_To do_. Set the following entries down again exactly, line by line.
* begin Record set *
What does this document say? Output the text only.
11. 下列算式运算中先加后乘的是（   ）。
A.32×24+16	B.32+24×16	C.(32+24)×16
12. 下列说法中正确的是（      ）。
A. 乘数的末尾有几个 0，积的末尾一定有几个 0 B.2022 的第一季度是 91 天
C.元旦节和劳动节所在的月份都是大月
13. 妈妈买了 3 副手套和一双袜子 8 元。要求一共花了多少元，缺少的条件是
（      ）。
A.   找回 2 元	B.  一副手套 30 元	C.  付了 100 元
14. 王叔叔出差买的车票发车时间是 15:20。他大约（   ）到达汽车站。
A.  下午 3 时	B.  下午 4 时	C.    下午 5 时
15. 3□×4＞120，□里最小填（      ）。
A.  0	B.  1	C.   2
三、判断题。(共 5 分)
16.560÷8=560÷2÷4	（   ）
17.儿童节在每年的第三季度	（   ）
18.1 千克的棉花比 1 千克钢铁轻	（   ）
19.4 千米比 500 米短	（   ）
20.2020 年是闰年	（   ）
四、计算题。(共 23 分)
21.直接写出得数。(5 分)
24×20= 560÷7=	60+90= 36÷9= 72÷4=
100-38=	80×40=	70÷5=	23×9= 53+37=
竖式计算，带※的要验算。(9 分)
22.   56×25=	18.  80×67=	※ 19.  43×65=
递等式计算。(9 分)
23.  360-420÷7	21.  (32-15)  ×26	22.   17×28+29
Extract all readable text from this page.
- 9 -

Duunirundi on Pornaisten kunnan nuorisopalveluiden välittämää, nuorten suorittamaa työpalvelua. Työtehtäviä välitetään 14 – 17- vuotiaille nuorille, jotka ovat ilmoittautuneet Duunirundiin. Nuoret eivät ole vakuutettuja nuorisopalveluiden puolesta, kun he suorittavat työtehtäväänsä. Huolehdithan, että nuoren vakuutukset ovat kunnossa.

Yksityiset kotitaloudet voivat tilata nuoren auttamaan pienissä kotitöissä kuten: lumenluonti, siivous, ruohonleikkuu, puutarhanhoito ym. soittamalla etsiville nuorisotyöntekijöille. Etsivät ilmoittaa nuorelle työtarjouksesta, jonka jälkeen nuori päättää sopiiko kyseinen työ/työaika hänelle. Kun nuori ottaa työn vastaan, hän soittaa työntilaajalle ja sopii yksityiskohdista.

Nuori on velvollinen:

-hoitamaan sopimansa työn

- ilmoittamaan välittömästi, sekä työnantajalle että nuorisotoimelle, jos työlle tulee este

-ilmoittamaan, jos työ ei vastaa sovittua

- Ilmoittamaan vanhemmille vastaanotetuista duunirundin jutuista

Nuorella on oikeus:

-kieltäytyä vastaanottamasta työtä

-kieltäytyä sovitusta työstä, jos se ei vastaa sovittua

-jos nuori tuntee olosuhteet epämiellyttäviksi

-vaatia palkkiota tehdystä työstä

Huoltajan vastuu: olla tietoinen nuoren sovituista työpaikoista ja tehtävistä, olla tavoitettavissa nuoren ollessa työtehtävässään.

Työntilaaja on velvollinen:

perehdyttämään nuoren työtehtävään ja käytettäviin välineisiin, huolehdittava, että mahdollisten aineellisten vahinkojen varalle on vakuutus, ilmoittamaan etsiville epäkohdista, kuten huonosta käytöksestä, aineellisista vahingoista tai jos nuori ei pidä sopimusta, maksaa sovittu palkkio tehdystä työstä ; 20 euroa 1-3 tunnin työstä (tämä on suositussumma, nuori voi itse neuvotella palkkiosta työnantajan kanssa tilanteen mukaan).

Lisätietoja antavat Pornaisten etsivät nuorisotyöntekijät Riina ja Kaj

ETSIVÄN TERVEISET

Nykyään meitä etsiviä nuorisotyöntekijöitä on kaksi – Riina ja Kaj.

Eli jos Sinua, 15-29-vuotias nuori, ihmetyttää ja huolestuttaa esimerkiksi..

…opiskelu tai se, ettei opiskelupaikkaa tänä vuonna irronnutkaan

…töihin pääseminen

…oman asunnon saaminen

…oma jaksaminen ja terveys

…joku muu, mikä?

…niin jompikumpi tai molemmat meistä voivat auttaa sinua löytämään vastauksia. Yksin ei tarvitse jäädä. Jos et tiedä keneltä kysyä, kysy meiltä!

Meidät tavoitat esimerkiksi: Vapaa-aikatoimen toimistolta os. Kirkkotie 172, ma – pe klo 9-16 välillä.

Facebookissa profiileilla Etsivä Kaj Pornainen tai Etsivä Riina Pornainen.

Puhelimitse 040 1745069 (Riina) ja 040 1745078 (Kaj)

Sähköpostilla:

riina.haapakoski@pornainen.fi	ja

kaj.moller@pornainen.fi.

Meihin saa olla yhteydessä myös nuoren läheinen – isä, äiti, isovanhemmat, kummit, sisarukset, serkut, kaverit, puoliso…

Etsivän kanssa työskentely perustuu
* end Record set *
_Task answer_.
What does this document say? Output the text only.
11. 下列算式运算中先加后乘的是（   ）。
A.32×24+16	B.32+24×16	C.(32+24)×16
12. 下列说法中正确的是（      ）。
A. 乘数的末尾有几个 0，积的末尾一定有几个 0 B.2022 的第一季度是 91 天
C.元旦节和劳动节所在的月份都是大月
13. 妈妈买了 3 副手套和一双袜子 8 元。要求一共花了多少元，缺少的条件是
（      ）。
A.   找回 2 元	B.  一副手套 30 元	C.  付了 100 元
14. 王叔叔出差买的车票发车时间是 15:20。他大约（   ）到达汽车站。
A.  下午 3 时	B.  下午 4 时	C.    下午 5 时
15. 3□×4＞120，□里最小填（      ）。
A.  0	B.  1	C.   2
三、判断题。(共 5 分)
16.560÷8=560÷2÷4	（   ）
17.儿童节在每年的第三季度	（   ）
18.1 千克的棉花比 1 千克钢铁轻	（   ）
19.4 千米比 500 米短	（   ）
20.2020 年是闰年	（   ）
四、计算题。(共 23 分)
21.直接写出得数。(5 分)
24×20= 560÷7=	60+90= 36÷9= 72÷4=
100-38=	80×40=	70÷5=	23×9= 53+37=
竖式计算，带※的要验算。(9 分)
22.   56×25=	18.  80×67=	※ 19.  43×65=
递等式计算。(9 分)
23.  360-420÷7	21.  (32-15)  ×26	22.   17×28+29
Extract all readable text from this page.
- 9 -

Duunirundi on Pornaisten kunnan nuorisopalveluiden välittämää, nuorten suorittamaa työpalvelua. Työtehtäviä välitetään 14 – 17- vuotiaille nuorille, jotka ovat ilmoittautuneet Duunirundiin. Nuoret eivät ole vakuutettuja nuorisopalveluiden puolesta, kun he suorittavat työtehtäväänsä. Huolehdithan, että nuoren vakuutukset ovat kunnossa.

Yksityiset kotitaloudet voivat tilata nuoren auttamaan pienissä kotitöissä kuten: lumenluonti, siivous, ruohonleikkuu, puutarhanhoito ym. soittamalla etsiville nuorisotyöntekijöille. Etsivät ilmoittaa nuorelle työtarjouksesta, jonka jälkeen nuori päättää sopiiko kyseinen työ/työaika hänelle. Kun nuori ottaa työn vastaan, hän soittaa työntilaajalle ja sopii yksityiskohdista.

Nuori on velvollinen:

-hoitamaan sopimansa työn

- ilmoittamaan välittömästi, sekä työnantajalle että nuorisotoimelle, jos työlle tulee este

-ilmoittamaan, jos työ ei vastaa sovittua

- Ilmoittamaan vanhemmille vastaanotetuista duunirundin jutuista

Nuorella on oikeus:

-kieltäytyä vastaanottamasta työtä

-kieltäytyä sovitusta työstä, jos se ei vastaa sovittua

-jos nuori tuntee olosuhteet epämiellyttäviksi

-vaatia palkkiota tehdystä työstä

Huoltajan vastuu: olla tietoinen nuoren sovituista työpaikoista ja tehtävistä, olla tavoitettavissa nuoren ollessa työtehtävässään.

Työntilaaja on velvollinen:

perehdyttämään nuoren työtehtävään ja käytettäviin välineisiin, huolehdittava, että mahdollisten aineellisten vahinkojen varalle on vakuutus, ilmoittamaan etsiville epäkohdista, kuten huonosta käytöksestä, aineellisista vahingoista tai jos nuori ei pidä sopimusta, maksaa sovittu palkkio tehdystä työstä ; 20 euroa 1-3 tunnin työstä (tämä on suositussumma, nuori voi itse neuvotella palkkiosta työnantajan kanssa tilanteen mukaan).

Lisätietoja antavat Pornaisten etsivät nuorisotyöntekijät Riina ja Kaj

ETSIVÄN TERVEISET

Nykyään meitä etsiviä nuorisotyöntekijöitä on kaksi – Riina ja Kaj.

Eli jos Sinua, 15-29-vuotias nuori, ihmetyttää ja huolestuttaa esimerkiksi..

…opiskelu tai se, ettei opiskelupaikkaa tänä vuonna irronnutkaan

…töihin pääseminen

…oman asunnon saaminen

…oma jaksaminen ja terveys

…joku muu, mikä?

…niin jompikumpi tai molemmat meistä voivat auttaa sinua löytämään vastauksia. Yksin ei tarvitse jäädä. Jos et tiedä keneltä kysyä, kysy meiltä!

Meidät tavoitat esimerkiksi: Vapaa-aikatoimen toimistolta os. Kirkkotie 172, ma – pe klo 9-16 välillä.

Facebookissa profiileilla Etsivä Kaj Pornainen tai Etsivä Riina Pornainen.

Puhelimitse 040 1745069 (Riina) ja 040 1745078 (Kaj)

Sähköpostilla:

riina.haapakoski@pornainen.fi	ja

kaj.moller@pornainen.fi.

Meihin saa olla yhteydessä myös nuoren läheinen – isä, äiti, isovanhemmat, kummit, sisarukset, serkut, kaverit, puoliso…

Etsivän kanssa työskentely perustuu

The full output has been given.